Vivir la infancia entre dos países, entre dos continentes, abre los sentidos y la mente, estimula la curiosidad y el análisis y enseña, sobre todo, los principios de la relatividad einsteniana: “Todo es relativo”
Así viví rodeada de gente exquisita que despreciaban los melocotones porque solamente los conocían reblandecidos en almíbar, en lata. Mientras al otro lado, a este lado del Atlántico, pasaba lo mismo con la piña: “que asquito, tan dulce, tan lánguida”…
Pero no había que ir tan lejos. Mis abuelos tenían unos cuantos olivos y unas cuantas cepas en La Mancha. A veces, si el calendario lo permitía, ayudábamos a varear o a vendimiar en una fiesta campestre que nos dejaba desriñonados y felices.
El resultado de la cosecha se procesaba en cooperativa, en la almazara o la bodega del pueblo. El vino - una Monastell de libro- era contundente, maduro, alcohólico, corpulento… alabado como el mejor del contorno y más aún cuando se comparaba con una botella de marca comercial, de fama riojana o incluso de mítica procedencia francesa, aportada por algún emigrante en su viaje de regreso al pueblo - ¡ Bahh, estos
franceses es que saben vender bien, pero esto es un aguachirli!, ¡ni color!.
La valoración sobre el aceite, sin embargo, pasó del conformismo, de “esto es lo que hay y esta cosecha ha salido muy buena” al momento en que una abuela, ya en la capital, descubrió las botellas de aceite “refinado”. Porque ser “refinado” es mucho mejor que ser un vulgar aceite rural, paleto. Y así dejaron de llegar a su casa las garrafas de aceite virgen de la almazara. Claro que por entonces no se llamaba virgen.
Otro hito de los que han marcado el aprendizaje y la relatividad fue, por ejemplo, el descubrimiento del cerdo ibérico, más concretamente del jamón. Porque el resultado de la matanza de cerdo blanco, criado en familia y conservado con buen aceite y con sabiduría en la tradición de las especias, producía sabrosos chorizos, salchichones, longanizas de todos los colores, lomos de orza….
Pero el jamón, no. Esa carne cruda y bicolor, por un lado el magro seco y salado como bacalao, por otro el tocino. Eso si que no. Además las madres y abuelas mimosas retiraban el tocino ¡que era lo único ricooo!. De modo que mientras los demás se abalanzaban a la bandejita de jamón o a los secos bocatas mi infancia se decantaba por sandwich a la plancha de jamón cocido y queso fundido. Hasta que descubrí ¡El Jamón!, una lonchita fina como una hostia que se derretía en la boca y hacía que durante un largo rato todo el paladar oliera a gloria bendita. Esa inolvidable primera
vez fue en Salamanca, aunque después de la experiencia me dedique a rastrear el cerdo ibérico en toda la geografía.

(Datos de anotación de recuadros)
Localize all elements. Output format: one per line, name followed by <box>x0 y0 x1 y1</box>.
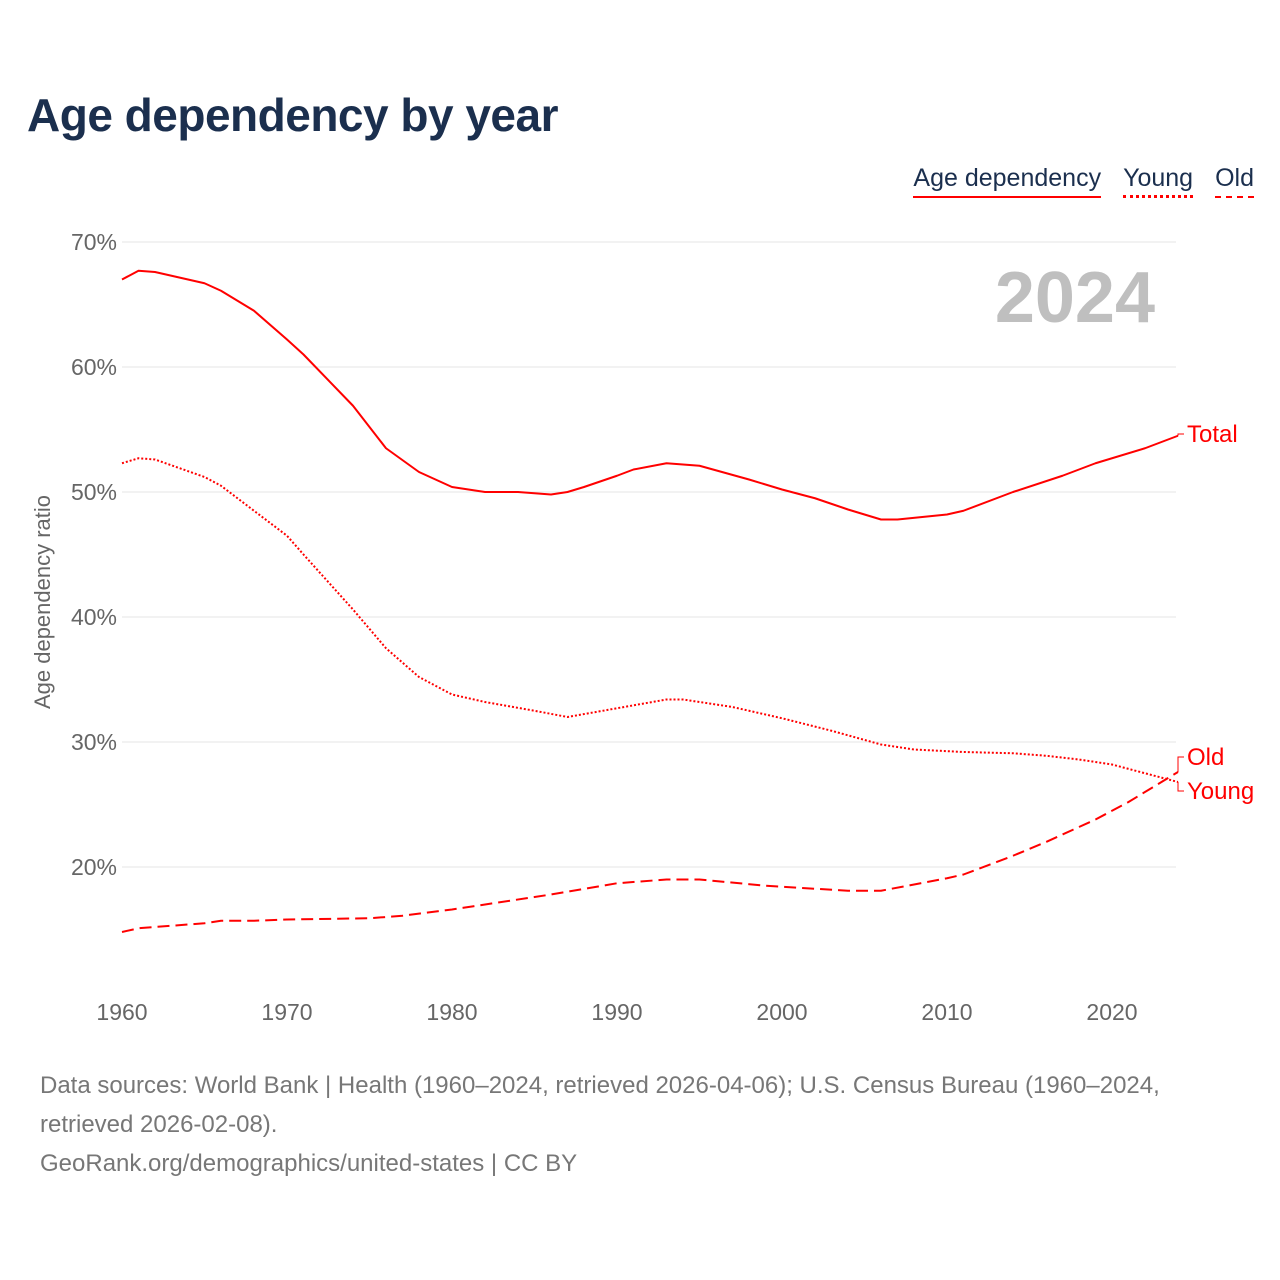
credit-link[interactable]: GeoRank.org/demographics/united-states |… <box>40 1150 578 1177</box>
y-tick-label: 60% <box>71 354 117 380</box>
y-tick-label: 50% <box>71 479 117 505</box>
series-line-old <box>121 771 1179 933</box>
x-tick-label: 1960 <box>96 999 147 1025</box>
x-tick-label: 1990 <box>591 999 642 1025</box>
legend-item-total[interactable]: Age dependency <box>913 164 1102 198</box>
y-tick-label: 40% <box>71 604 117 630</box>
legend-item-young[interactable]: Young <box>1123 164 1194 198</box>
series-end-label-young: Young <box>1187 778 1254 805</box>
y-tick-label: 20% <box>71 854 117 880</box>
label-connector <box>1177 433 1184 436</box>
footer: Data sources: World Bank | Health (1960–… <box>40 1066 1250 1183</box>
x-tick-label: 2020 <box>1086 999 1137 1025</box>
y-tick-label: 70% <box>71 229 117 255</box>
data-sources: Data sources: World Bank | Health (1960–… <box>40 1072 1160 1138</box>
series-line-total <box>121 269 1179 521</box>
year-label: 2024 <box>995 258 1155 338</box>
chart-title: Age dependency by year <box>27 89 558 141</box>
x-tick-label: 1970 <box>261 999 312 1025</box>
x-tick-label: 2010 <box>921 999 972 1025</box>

• [TAREA PENDIENTE]:
Prosigue el texto sobre los sabores de la infancia a partir de su última frase.

• [RESPUESTA]:
Bueno, pues con el foie, no fue un descubrimiento, un grito de eureka, una queja de ¿Por qué nadie me había contado esto?. Fueron dos. Y memorables.
Durante años el término fuagrás tenia un significado único: era una grasilla aromática y un tanto artificiosa que aparecía untada en el bocadillo de las meriendas de internado, de lunes a jueves. (Los viernes, día de abstinencia cuando no de ayuno, el bocadillo era de ricas sardinas en aceite).
Un año, para la celebración de las primeras comuniones apareció en el colegio un banquete lujoso en vez del chocolate habitual. Era lo que hoy llamaríamos un Brunch, dulce y salado, para los niños y los adultos, y servido por el más famoso y rimbombante restaurante local. Todo un acontecimiento.
Pues bien, en aquellas bandejitas con su blonda plateada estaban mis bocados favoritos, salmón ahumado, huevo hilado, coctail de gambas, tartaletas de ensaladilla, merluza rebozada, huevos rellenos, croquetitas…. y en medio de aquel cuerno de la abundancia aparecieron para mi sorpresa unos canapés con lonchas de vulgar fuagrás.
Me perdió la curiosidad. Soy incapaz de resistirme a catar cualquier cosa que pase por delante de mis ojos, de modo que después de disfrutar todo lo demás acudí a la bandeja de aquellas tostaditas triangulares. La tercera la comí ya sin pan, dejando que aquel bocado cremoso se fuera disolviendo sin más que el calor de mi cuerpo. Pero no todo, no era pura crema sino algo un poco más terso, que se mantenía firme y que despertaba el paladar con una delicada punzada amargosa y a la vez dulce y salada: deliciosa.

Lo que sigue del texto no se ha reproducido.